** PROBLEM DESCRIPTION **
Output the material word for word. Leave each picture out.
### RECORDS SUPPLIED ###
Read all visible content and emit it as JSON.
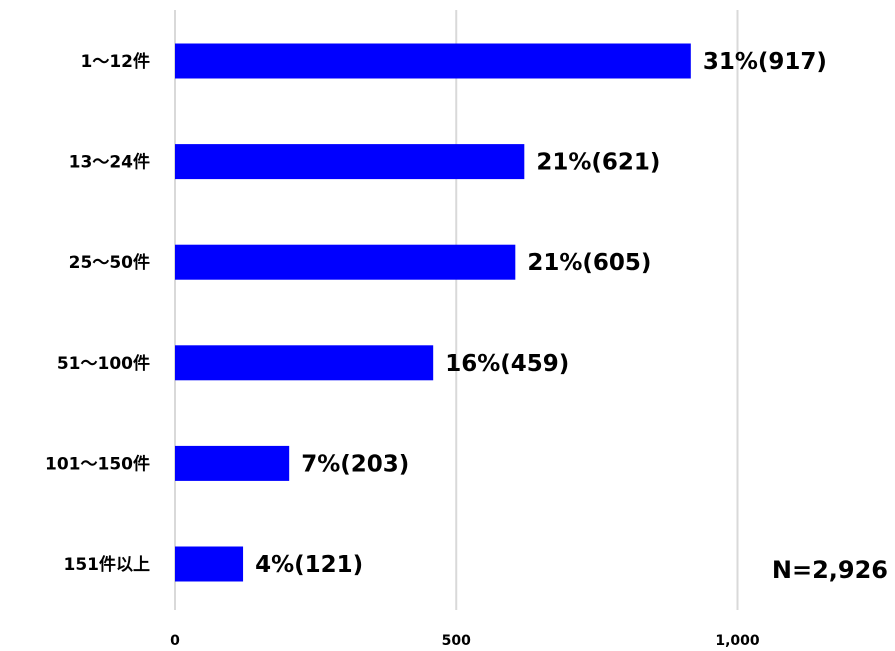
{
  "chart_data": {
    "type": "bar",
    "orientation": "horizontal",
    "categories": [
      "1～12件",
      "13～24件",
      "25～50件",
      "51～100件",
      "101～150件",
      "151件以上"
    ],
    "values": [
      917,
      621,
      605,
      459,
      203,
      121
    ],
    "data_labels": [
      "31%(917)",
      "21%(621)",
      "21%(605)",
      "16%(459)",
      "7%(203)",
      "4%(121)"
    ],
    "xlim": [
      0,
      1300
    ],
    "x_ticks": [
      0,
      500,
      1000
    ],
    "x_tick_labels": [
      "0",
      "500",
      "1,000"
    ],
    "grid": true,
    "legend": "none",
    "bar_color": "#0000ff",
    "grid_color": "#d9d9d9",
    "annotation": "N=2,926"
  }
}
###
** RESULT OF THIS TASK **
Read all visible content and emit it as JSON.
{
  "chart_data": {
    "type": "bar",
    "orientation": "horizontal",
    "categories": [
      "1～12件",
      "13～24件",
      "25～50件",
      "51～100件",
      "101～150件",
      "151件以上"
    ],
    "values": [
      917,
      621,
      605,
      459,
      203,
      121
    ],
    "data_labels": [
      "31%(917)",
      "21%(621)",
      "21%(605)",
      "16%(459)",
      "7%(203)",
      "4%(121)"
    ],
    "xlim": [
      0,
      1300
    ],
    "x_ticks": [
      0,
      500,
      1000
    ],
    "x_tick_labels": [
      "0",
      "500",
      "1,000"
    ],
    "grid": true,
    "legend": "none",
    "bar_color": "#0000ff",
    "grid_color": "#d9d9d9",
    "annotation": "N=2,926"
  }
}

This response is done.